** begin DATASET ENTRIES **

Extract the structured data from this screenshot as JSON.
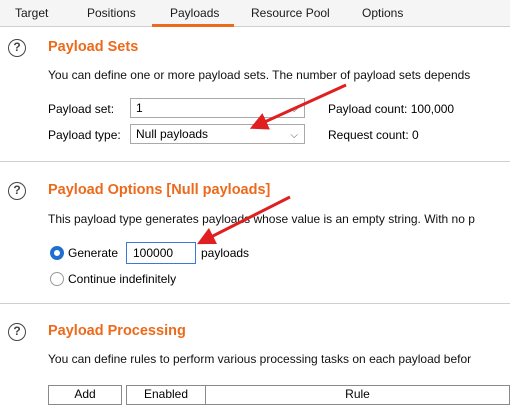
{
  "tabs": [
    {
      "label": "Target"
    },
    {
      "label": "Positions"
    },
    {
      "label": "Payloads"
    },
    {
      "label": "Resource Pool"
    },
    {
      "label": "Options"
    }
  ],
  "active_tab": "Payloads",
  "accent_color": "#ec6a1c",
  "payload_sets": {
    "title": "Payload Sets",
    "description": "You can define one or more payload sets. The number of payload sets depends",
    "set_label": "Payload set:",
    "set_value": "1",
    "type_label": "Payload type:",
    "type_value": "Null payloads",
    "payload_count": "Payload count: 100,000",
    "request_count": "Request count: 0"
  },
  "payload_options": {
    "title": "Payload Options [Null payloads]",
    "description": "This payload type generates payloads whose value is an empty string. With no p",
    "generate_label": "Generate",
    "generate_value": "100000",
    "payloads_suffix": "payloads",
    "continue_label": "Continue indefinitely"
  },
  "payload_processing": {
    "title": "Payload Processing",
    "description": "You can define rules to perform various processing tasks on each payload befor",
    "add_button": "Add",
    "columns": [
      "Enabled",
      "Rule"
    ]
  },
  "help_glyph": "?",
  "chevron_glyph": "⌵"
}
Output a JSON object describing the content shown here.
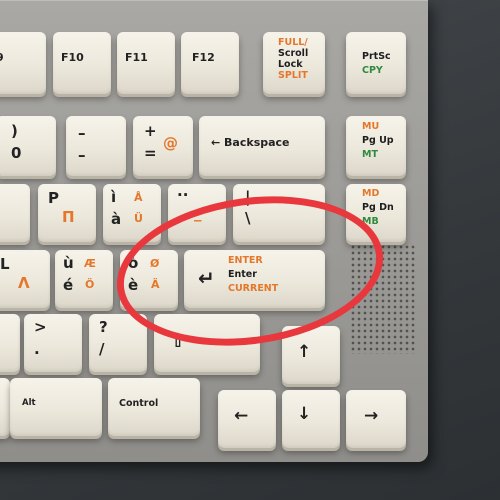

** end DATASET ENTRIES **

Every record is to be reproduced exactly, with no pictures included.

Extract the structured data from this screenshot as JSON.
{
  "tabs": [
    {
      "label": "Target"
    },
    {
      "label": "Positions"
    },
    {
      "label": "Payloads"
    },
    {
      "label": "Resource Pool"
    },
    {
      "label": "Options"
    }
  ],
  "active_tab": "Payloads",
  "accent_color": "#ec6a1c",
  "payload_sets": {
    "title": "Payload Sets",
    "description": "You can define one or more payload sets. The number of payload sets depends",
    "set_label": "Payload set:",
    "set_value": "1",
    "type_label": "Payload type:",
    "type_value": "Null payloads",
    "payload_count": "Payload count: 100,000",
    "request_count": "Request count: 0"
  },
  "payload_options": {
    "title": "Payload Options [Null payloads]",
    "description": "This payload type generates payloads whose value is an empty string. With no p",
    "generate_label": "Generate",
    "generate_value": "100000",
    "payloads_suffix": "payloads",
    "continue_label": "Continue indefinitely"
  },
  "payload_processing": {
    "title": "Payload Processing",
    "description": "You can define rules to perform various processing tasks on each payload befor",
    "add_button": "Add",
    "columns": [
      "Enabled",
      "Rule"
    ]
  },
  "help_glyph": "?",
  "chevron_glyph": "⌵"
}
Output a JSON object describing the content shown here.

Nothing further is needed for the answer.